— BEGIN —

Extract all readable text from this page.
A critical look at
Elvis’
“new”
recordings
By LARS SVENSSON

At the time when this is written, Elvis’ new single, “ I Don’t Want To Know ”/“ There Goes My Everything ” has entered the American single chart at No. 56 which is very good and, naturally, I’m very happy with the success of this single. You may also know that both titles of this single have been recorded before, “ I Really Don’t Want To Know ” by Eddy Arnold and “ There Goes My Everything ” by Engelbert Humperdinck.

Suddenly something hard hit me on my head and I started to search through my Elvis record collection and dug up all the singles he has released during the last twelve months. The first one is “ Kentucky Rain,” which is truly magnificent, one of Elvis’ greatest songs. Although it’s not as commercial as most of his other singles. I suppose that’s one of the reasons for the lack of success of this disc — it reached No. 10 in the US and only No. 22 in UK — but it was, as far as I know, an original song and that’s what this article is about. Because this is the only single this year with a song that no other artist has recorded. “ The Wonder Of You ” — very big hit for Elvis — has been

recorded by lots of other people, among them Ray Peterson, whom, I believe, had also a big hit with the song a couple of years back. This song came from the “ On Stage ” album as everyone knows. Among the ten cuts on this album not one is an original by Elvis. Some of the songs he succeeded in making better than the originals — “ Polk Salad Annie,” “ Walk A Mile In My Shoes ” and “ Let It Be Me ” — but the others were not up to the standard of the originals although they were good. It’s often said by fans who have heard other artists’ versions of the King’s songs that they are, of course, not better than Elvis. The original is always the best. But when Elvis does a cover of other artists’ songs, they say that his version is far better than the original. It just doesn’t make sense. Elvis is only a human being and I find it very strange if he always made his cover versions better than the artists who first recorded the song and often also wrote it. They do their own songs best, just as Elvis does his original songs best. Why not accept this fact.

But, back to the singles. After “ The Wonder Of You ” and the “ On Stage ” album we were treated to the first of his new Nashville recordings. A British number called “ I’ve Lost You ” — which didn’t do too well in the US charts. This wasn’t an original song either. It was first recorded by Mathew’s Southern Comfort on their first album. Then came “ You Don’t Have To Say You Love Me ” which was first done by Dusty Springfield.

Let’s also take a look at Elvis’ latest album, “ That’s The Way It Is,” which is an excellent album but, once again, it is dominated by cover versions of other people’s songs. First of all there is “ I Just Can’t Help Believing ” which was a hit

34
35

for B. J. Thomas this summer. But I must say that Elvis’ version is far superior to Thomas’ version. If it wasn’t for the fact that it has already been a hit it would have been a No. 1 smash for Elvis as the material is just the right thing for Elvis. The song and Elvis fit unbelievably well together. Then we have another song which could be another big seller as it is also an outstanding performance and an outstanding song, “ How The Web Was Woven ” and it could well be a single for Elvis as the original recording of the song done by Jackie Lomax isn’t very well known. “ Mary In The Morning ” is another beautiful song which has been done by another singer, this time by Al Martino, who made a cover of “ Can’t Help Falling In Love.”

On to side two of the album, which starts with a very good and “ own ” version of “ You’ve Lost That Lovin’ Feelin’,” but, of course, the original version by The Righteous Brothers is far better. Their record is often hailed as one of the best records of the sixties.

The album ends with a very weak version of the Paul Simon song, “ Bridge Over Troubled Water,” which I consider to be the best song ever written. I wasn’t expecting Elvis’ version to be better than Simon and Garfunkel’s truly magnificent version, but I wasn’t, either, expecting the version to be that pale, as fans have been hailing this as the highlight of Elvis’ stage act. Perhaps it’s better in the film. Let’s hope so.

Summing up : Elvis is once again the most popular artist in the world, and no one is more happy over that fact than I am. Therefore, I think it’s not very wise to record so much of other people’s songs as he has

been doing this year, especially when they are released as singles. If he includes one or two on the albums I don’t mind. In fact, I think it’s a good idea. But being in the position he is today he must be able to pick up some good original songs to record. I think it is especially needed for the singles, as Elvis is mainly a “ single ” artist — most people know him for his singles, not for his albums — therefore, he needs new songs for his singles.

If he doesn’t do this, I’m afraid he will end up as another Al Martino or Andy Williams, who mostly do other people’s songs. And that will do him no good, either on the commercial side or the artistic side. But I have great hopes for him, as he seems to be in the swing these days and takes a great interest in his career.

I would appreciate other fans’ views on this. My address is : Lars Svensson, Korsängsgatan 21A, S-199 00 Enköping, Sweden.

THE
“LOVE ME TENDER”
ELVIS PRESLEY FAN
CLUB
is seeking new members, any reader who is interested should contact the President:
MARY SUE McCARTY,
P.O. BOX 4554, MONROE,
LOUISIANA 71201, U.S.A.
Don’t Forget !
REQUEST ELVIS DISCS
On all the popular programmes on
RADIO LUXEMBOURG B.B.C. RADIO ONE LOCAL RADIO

— END —

Objective ▸
Locate and copy each line in the data above that includes the word "again".

Answer to the task ▸
Let’s also take a look at Elvis’ latest album, “ That’s The Way It Is,” which is an excellent album but, once again, it is dominated by cover versions of other people’s songs. First of all there is “ I Just Can’t Help Believing ” which was a hit
Summing up : Elvis is once again the most popular artist in the world, and no one is more happy over that fact than I am. Therefore, I think it’s not very wise to record so much of other people’s songs as he has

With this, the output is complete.